_Exercise aim_
Whenever a line contains the string "avatar", copy it out of the entries.

_Records shown_
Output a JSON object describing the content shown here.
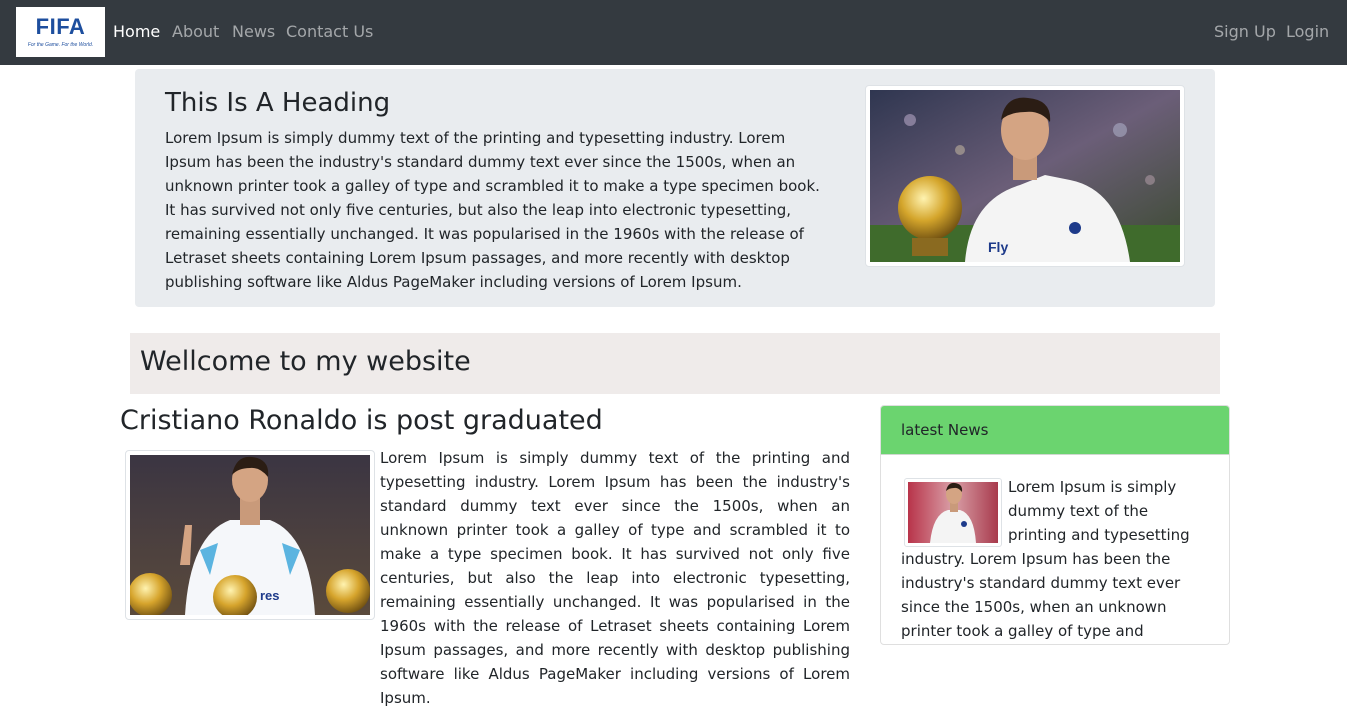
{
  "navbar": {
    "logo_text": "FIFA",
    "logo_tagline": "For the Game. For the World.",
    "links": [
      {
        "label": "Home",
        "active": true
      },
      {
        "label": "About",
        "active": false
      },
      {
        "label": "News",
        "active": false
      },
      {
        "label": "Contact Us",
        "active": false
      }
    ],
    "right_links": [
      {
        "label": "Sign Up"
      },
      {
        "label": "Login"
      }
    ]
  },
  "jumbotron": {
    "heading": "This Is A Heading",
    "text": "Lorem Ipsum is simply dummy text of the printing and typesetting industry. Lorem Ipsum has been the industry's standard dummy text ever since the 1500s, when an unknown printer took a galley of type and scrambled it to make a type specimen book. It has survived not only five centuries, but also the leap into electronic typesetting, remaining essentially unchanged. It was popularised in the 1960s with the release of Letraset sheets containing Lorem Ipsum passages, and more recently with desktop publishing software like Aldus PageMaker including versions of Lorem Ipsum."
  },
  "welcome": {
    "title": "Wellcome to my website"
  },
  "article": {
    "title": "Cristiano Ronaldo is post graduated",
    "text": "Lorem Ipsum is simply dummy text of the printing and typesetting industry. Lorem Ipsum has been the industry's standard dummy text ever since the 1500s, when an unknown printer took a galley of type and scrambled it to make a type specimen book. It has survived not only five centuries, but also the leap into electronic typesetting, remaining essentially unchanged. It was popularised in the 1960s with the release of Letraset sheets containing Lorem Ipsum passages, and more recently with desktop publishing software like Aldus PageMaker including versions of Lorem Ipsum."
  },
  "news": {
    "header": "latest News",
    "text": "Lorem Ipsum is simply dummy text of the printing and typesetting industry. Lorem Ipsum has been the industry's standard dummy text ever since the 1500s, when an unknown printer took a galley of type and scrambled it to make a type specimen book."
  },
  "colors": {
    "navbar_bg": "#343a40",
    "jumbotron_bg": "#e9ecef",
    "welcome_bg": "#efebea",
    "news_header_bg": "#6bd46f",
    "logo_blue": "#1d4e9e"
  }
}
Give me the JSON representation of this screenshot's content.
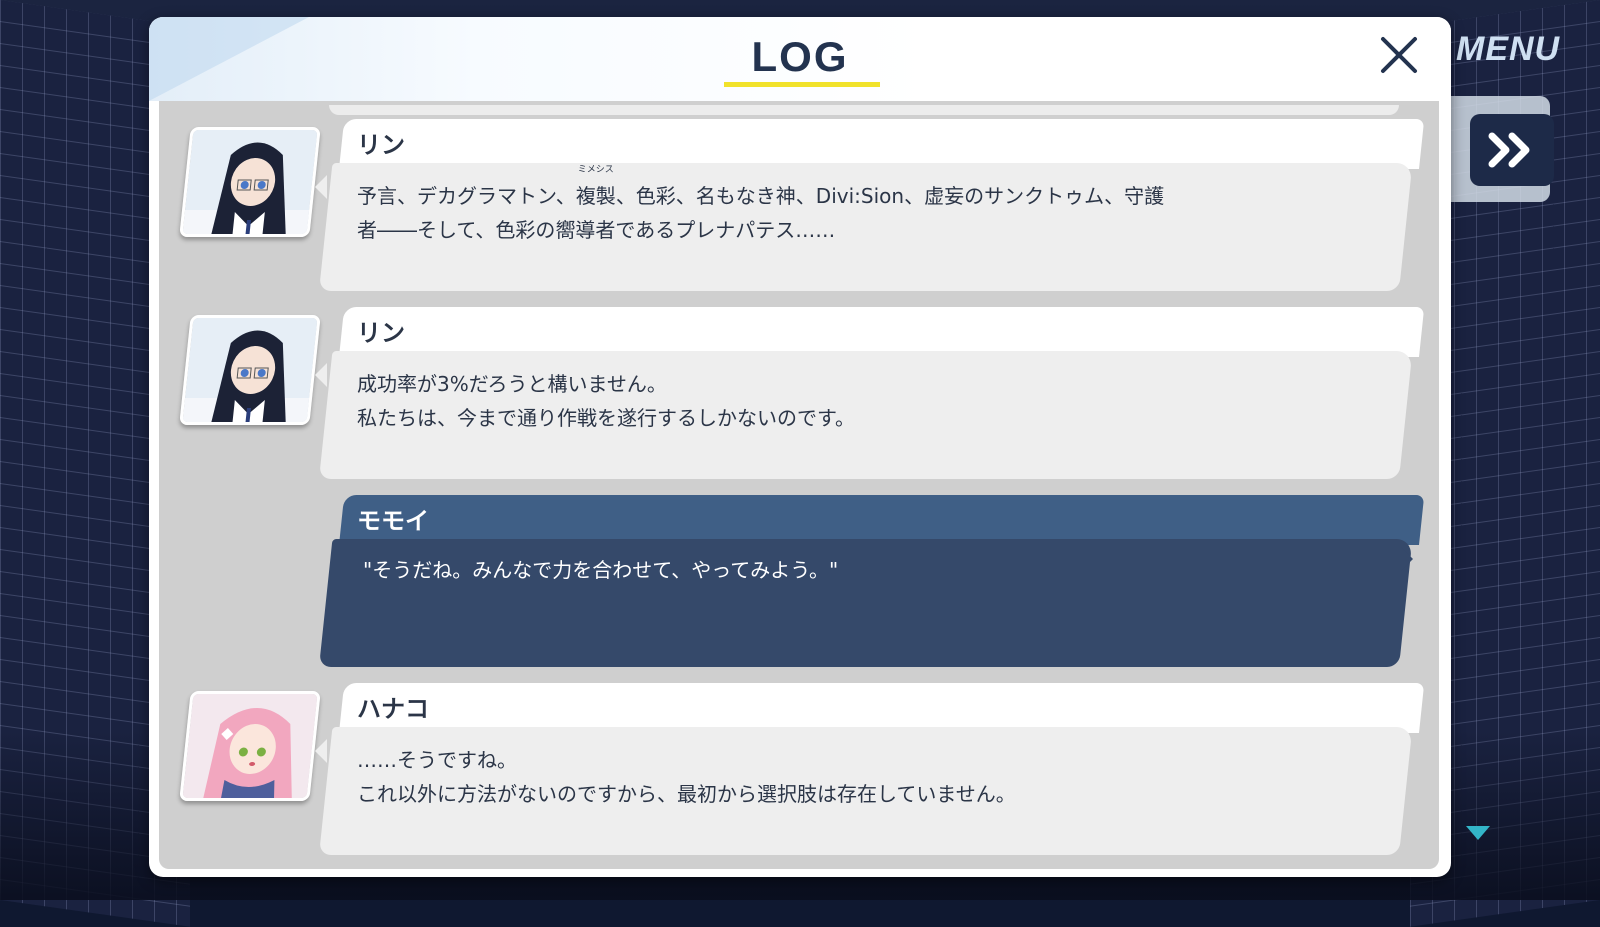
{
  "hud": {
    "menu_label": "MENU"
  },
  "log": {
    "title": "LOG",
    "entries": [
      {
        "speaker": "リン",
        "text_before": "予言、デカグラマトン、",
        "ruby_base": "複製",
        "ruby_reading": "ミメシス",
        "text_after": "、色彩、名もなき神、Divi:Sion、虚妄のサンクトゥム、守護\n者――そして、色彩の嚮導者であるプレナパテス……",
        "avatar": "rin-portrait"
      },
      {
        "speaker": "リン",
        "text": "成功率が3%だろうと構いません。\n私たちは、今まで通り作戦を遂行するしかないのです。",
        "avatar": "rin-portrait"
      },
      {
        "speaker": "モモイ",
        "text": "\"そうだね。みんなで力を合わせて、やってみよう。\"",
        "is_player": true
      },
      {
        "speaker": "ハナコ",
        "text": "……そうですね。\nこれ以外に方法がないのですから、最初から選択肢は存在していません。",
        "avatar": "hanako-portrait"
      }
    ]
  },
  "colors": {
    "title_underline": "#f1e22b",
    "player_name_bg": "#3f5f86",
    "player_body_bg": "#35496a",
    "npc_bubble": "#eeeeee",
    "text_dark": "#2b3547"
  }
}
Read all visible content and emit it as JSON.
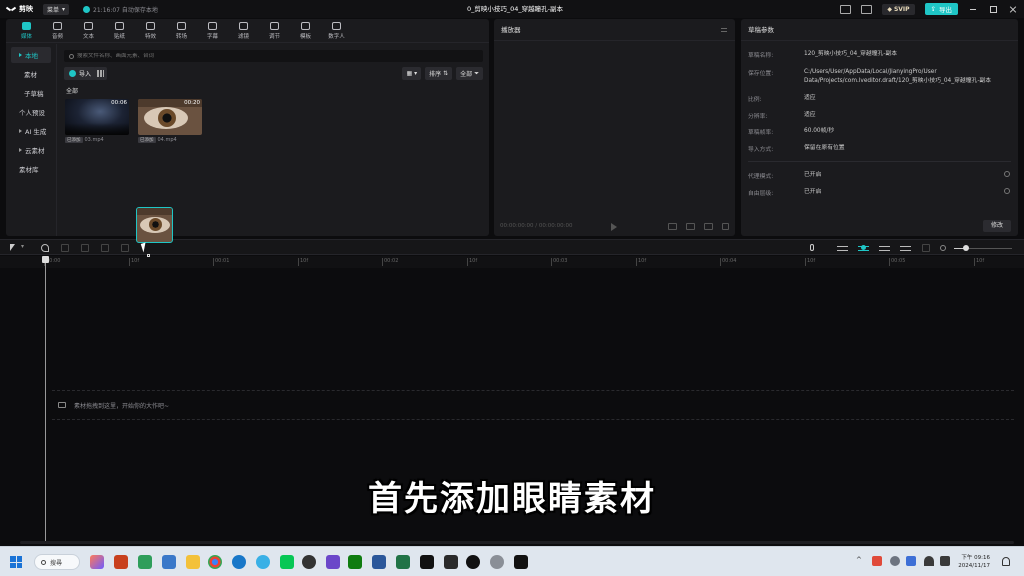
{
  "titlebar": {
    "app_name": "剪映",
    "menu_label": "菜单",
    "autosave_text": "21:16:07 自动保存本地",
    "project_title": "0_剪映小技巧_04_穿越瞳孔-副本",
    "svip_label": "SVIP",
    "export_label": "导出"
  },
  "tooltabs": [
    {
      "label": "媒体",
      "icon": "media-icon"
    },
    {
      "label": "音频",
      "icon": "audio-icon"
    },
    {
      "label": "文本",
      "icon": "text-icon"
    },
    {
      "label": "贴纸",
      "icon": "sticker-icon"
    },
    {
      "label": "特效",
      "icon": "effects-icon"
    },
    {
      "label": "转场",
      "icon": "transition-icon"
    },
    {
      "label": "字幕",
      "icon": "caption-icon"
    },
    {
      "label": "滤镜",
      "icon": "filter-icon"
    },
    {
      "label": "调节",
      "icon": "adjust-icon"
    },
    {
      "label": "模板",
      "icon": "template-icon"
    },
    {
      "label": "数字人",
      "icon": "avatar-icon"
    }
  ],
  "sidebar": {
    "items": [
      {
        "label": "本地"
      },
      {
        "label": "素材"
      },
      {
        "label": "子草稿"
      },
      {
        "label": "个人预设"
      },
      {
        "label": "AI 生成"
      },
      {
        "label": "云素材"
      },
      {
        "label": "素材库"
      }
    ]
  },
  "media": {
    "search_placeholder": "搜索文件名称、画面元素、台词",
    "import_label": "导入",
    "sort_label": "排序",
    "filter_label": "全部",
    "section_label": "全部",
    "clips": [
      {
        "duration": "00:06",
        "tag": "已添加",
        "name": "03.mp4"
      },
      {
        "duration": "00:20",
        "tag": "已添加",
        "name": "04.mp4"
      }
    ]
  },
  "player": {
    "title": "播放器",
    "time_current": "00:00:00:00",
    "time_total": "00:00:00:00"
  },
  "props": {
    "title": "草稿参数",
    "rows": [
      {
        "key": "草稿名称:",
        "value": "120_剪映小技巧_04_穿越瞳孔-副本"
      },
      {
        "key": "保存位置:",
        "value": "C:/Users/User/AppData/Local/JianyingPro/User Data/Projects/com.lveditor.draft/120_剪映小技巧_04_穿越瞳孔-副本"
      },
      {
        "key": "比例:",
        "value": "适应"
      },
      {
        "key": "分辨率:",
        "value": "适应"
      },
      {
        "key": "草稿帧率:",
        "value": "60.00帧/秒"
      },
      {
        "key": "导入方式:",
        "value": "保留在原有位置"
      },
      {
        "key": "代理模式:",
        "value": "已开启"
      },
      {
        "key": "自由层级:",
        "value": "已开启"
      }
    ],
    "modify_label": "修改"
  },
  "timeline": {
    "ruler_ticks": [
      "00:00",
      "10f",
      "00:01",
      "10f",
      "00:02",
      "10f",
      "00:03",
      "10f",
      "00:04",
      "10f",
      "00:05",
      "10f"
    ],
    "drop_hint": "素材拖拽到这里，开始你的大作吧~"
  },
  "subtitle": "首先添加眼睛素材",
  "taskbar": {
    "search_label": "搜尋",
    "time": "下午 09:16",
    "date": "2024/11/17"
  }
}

_Written response_
        "avatar": "rin-portrait"
        "avatar": "rin-portrait"
        "avatar": "hanako-portrait"
      "icon": "avatar-icon"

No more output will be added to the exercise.